(Data entries)
↓↓↓

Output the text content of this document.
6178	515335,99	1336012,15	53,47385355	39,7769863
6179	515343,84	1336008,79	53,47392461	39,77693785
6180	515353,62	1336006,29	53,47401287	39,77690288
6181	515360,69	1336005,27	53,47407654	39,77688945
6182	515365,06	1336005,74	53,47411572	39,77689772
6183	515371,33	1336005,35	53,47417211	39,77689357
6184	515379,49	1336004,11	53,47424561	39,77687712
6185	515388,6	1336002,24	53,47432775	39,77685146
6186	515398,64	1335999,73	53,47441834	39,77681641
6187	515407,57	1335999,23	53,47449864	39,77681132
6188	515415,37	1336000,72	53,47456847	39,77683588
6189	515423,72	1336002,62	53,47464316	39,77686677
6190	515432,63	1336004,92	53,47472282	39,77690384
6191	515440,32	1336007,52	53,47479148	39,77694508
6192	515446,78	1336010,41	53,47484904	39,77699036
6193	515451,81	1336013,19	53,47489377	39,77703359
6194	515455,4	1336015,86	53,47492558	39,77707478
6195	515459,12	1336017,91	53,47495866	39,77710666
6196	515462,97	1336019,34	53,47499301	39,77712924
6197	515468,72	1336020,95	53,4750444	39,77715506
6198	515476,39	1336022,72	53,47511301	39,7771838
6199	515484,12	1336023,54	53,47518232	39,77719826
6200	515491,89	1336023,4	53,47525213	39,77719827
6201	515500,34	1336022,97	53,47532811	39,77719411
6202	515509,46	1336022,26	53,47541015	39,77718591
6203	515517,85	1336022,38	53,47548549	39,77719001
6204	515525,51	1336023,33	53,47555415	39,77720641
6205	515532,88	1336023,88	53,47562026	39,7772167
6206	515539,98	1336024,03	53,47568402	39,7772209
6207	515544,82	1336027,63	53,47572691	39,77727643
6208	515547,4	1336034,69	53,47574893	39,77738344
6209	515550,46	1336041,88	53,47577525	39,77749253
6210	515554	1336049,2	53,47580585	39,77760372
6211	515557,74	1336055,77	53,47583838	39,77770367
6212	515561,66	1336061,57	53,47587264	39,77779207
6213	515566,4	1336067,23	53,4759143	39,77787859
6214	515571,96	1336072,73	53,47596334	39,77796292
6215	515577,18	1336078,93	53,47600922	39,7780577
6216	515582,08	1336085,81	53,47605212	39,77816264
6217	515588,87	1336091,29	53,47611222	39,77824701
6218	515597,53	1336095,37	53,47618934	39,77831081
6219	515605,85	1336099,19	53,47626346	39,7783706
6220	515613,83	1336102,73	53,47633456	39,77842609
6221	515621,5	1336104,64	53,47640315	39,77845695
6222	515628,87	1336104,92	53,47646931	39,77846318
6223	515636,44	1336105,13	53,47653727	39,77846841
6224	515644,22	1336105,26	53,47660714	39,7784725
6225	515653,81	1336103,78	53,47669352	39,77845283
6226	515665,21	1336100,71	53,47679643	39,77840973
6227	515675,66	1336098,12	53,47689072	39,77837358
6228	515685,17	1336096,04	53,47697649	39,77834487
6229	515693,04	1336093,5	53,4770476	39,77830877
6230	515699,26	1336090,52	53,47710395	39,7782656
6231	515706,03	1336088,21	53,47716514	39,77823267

↑↑↑

Restate all of the entries exactly, please.

Output the text content of this document.
6178	515335,99	1336012,15	53,47385355	39,7769863
6179	515343,84	1336008,79	53,47392461	39,77693785
6180	515353,62	1336006,29	53,47401287	39,77690288
6181	515360,69	1336005,27	53,47407654	39,77688945
6182	515365,06	1336005,74	53,47411572	39,77689772
6183	515371,33	1336005,35	53,47417211	39,77689357
6184	515379,49	1336004,11	53,47424561	39,77687712
6185	515388,6	1336002,24	53,47432775	39,77685146
6186	515398,64	1335999,73	53,47441834	39,77681641
6187	515407,57	1335999,23	53,47449864	39,77681132
6188	515415,37	1336000,72	53,47456847	39,77683588
6189	515423,72	1336002,62	53,47464316	39,77686677
6190	515432,63	1336004,92	53,47472282	39,77690384
6191	515440,32	1336007,52	53,47479148	39,77694508
6192	515446,78	1336010,41	53,47484904	39,77699036
6193	515451,81	1336013,19	53,47489377	39,77703359
6194	515455,4	1336015,86	53,47492558	39,77707478
6195	515459,12	1336017,91	53,47495866	39,77710666
6196	515462,97	1336019,34	53,47499301	39,77712924
6197	515468,72	1336020,95	53,4750444	39,77715506
6198	515476,39	1336022,72	53,47511301	39,7771838
6199	515484,12	1336023,54	53,47518232	39,77719826
6200	515491,89	1336023,4	53,47525213	39,77719827
6201	515500,34	1336022,97	53,47532811	39,77719411
6202	515509,46	1336022,26	53,47541015	39,77718591
6203	515517,85	1336022,38	53,47548549	39,77719001
6204	515525,51	1336023,33	53,47555415	39,77720641
6205	515532,88	1336023,88	53,47562026	39,7772167
6206	515539,98	1336024,03	53,47568402	39,7772209
6207	515544,82	1336027,63	53,47572691	39,77727643
6208	515547,4	1336034,69	53,47574893	39,77738344
6209	515550,46	1336041,88	53,47577525	39,77749253
6210	515554	1336049,2	53,47580585	39,77760372
6211	515557,74	1336055,77	53,47583838	39,77770367
6212	515561,66	1336061,57	53,47587264	39,77779207
6213	515566,4	1336067,23	53,4759143	39,77787859
6214	515571,96	1336072,73	53,47596334	39,77796292
6215	515577,18	1336078,93	53,47600922	39,7780577
6216	515582,08	1336085,81	53,47605212	39,77816264
6217	515588,87	1336091,29	53,47611222	39,77824701
6218	515597,53	1336095,37	53,47618934	39,77831081
6219	515605,85	1336099,19	53,47626346	39,7783706
6220	515613,83	1336102,73	53,47633456	39,77842609
6221	515621,5	1336104,64	53,47640315	39,77845695
6222	515628,87	1336104,92	53,47646931	39,77846318
6223	515636,44	1336105,13	53,47653727	39,77846841
6224	515644,22	1336105,26	53,47660714	39,7784725
6225	515653,81	1336103,78	53,47669352	39,77845283
6226	515665,21	1336100,71	53,47679643	39,77840973
6227	515675,66	1336098,12	53,47689072	39,77837358
6228	515685,17	1336096,04	53,47697649	39,77834487
6229	515693,04	1336093,5	53,4770476	39,77830877
6230	515699,26	1336090,52	53,47710395	39,7782656
6231	515706,03	1336088,21	53,47716514	39,77823267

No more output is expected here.